#### REQUIREMENTS:
From the review of When A Stranger Calls, extract word for word the passage that opens with "Blame it on" and closes with "sprawling riverside mansion.".

— start of SOURCE EXCERPT —

Some more film-watching 2006 (4)
18 05 2006Never expected the Match Point review to end up as big as it finally did. Hence this separate post for random films I caught on the big screen in the past month. Hope you enjoy these mini-ops!
When A Stranger Calls (2006): ** and 1/2

Blame it on my impatience. A wait of a mere 30 minutes more and I could have watched the French thriller Hidden (Cache). But my attitude of barging into the cinema and into the screening straightaway meant I ended up with this teenybopper horror-lite. As if the title couldn't be any longer and self-explanatory, its about a high school girl getting harassed by a prank caller (read serial killer) one night when she's baby-sitting at a posh and sprawling riverside mansion.
Its more generic and predictable than the words themselves convey but somehow the formula concocted doesn't end up being an absolute disaster. The menace in the atmosphere is well maintained by clever lighting techniques (stepping into every room switches on the room's lights–works bigtime in chase sequences) and the opening sequence where a lonely woman (living next to a local fun fair) gets called and then killed manages to terrify thanks to inventive camera and sound design. But then these plusses are never quite equalled by a screenplay which is ridden with stupid sequences, characters that behave less logically than kindergarten children and a lead actress that pitches in a consistently pale performance. The end product isn't even a patch on Panic Room but thankfully doesn't bore either.

— end of SOURCE EXCERPT —
— start of DATASET SECTION —

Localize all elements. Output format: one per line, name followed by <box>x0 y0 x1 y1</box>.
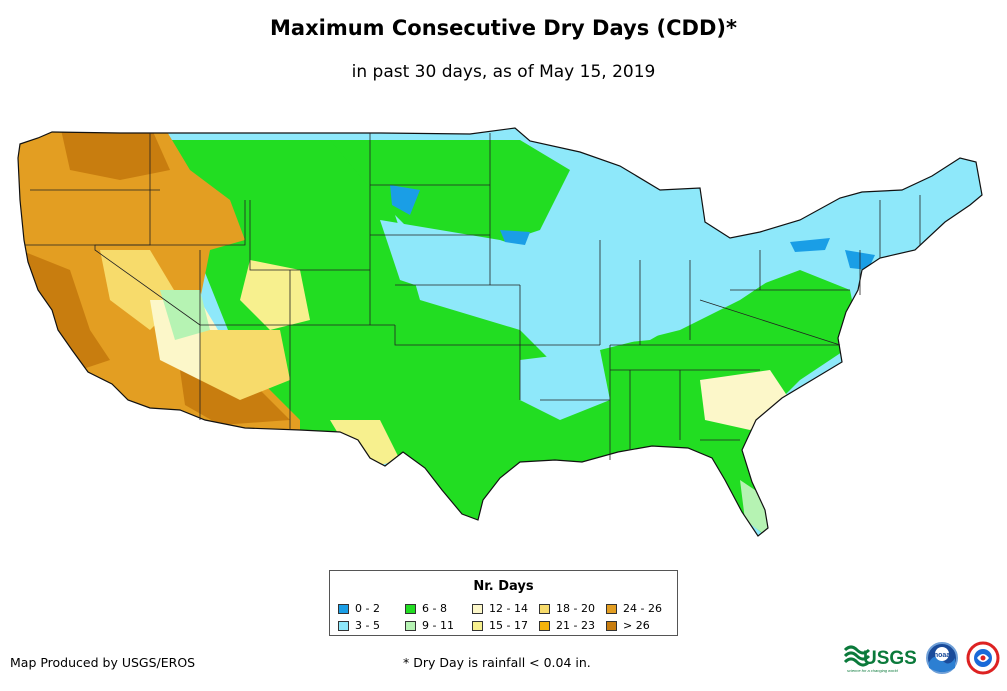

— end of DATASET SECTION —

#### FINAL RESULT:
Blame it on my impatience. A wait of a mere 30 minutes more and I could have watched the French thriller Hidden (Cache). But my attitude of barging into the cinema and into the screening straightaway meant I ended up with this teenybopper horror-lite. As if the title couldn't be any longer and self-explanatory, its about a high school girl getting harassed by a prank caller (read serial killer) one night when she's baby-sitting at a posh and sprawling riverside mansion.